### What is asked
Write out, exactly as they appear, only the lines running from the line with "Transcribe this image's" to the final line of the listing; include both.

### Supplied material
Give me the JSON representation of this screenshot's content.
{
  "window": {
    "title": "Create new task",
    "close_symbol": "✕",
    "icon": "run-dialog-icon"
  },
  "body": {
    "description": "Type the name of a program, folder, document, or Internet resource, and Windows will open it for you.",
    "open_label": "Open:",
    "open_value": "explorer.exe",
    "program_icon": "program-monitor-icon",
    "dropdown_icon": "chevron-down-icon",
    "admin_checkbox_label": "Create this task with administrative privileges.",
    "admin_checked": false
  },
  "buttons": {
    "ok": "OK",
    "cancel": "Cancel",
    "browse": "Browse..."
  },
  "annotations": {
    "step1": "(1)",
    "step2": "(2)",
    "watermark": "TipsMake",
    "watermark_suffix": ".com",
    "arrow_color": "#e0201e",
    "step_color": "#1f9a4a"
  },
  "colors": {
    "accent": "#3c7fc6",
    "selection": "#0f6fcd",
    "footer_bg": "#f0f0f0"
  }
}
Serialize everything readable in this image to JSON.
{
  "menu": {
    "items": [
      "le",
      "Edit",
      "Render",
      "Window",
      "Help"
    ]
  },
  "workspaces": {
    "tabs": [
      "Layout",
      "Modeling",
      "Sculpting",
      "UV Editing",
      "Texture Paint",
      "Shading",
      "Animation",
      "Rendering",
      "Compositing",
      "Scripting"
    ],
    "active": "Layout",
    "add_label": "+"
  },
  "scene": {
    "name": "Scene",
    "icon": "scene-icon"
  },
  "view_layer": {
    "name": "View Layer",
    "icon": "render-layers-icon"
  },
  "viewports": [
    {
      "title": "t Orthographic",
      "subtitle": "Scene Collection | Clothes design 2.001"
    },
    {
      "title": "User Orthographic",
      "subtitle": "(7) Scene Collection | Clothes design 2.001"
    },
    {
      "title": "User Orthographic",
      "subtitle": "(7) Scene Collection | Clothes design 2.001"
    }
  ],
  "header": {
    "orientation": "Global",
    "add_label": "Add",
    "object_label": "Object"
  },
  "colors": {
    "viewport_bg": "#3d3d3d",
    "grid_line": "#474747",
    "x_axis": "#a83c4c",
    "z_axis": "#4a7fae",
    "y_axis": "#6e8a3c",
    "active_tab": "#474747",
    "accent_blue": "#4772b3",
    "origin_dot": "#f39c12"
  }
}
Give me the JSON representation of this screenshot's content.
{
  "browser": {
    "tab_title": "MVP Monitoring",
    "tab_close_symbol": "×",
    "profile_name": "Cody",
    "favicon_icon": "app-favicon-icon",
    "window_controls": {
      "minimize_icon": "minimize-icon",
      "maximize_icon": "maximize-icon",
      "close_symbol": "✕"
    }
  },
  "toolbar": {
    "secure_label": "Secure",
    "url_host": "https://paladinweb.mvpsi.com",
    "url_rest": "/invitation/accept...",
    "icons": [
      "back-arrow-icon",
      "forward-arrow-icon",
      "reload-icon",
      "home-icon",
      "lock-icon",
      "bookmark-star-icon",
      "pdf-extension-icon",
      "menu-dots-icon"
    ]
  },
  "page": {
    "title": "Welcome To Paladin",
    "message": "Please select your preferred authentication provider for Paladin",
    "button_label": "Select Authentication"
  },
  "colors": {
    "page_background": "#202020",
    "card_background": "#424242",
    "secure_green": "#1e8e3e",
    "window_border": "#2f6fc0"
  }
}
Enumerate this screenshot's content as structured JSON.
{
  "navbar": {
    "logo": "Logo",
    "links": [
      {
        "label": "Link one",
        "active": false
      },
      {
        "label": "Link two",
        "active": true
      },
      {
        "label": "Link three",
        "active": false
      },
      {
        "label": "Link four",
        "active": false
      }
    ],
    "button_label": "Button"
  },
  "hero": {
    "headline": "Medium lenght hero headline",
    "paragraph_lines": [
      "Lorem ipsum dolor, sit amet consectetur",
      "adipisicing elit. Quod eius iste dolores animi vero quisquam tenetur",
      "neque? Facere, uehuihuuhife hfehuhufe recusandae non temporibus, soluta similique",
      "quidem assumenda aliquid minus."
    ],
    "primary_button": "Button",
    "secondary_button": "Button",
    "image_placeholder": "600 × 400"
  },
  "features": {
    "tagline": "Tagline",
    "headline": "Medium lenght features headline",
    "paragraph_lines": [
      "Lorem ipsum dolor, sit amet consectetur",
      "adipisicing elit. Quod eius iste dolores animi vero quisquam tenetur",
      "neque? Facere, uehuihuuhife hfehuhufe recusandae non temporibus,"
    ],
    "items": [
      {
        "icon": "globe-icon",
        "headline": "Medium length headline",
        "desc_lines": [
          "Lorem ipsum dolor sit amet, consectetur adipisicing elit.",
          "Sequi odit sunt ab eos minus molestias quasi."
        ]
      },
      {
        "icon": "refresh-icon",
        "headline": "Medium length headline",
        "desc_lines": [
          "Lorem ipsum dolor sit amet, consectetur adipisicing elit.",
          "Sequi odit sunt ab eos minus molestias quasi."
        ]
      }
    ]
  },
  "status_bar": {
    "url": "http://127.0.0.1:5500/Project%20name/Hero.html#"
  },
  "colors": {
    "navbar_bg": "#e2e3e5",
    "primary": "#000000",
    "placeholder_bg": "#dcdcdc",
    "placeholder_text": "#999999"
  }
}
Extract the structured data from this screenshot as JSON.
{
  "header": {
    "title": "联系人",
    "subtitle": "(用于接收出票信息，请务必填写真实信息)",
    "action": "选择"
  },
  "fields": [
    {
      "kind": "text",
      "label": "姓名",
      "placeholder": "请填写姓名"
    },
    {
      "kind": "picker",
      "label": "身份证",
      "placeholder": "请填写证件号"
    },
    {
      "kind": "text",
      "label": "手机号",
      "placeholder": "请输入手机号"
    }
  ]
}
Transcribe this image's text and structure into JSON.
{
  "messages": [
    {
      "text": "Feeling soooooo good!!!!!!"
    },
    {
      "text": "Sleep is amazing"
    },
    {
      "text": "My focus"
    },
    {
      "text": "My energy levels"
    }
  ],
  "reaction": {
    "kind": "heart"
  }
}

### Completed task
Transcribe this image's text and structure into JSON.
{
  "messages": [
    {
      "text": "Feeling soooooo good!!!!!!"
    },
    {
      "text": "Sleep is amazing"
    },
    {
      "text": "My focus"
    },
    {
      "text": "My energy levels"
    }
  ],
  "reaction": {
    "kind": "heart"
  }
}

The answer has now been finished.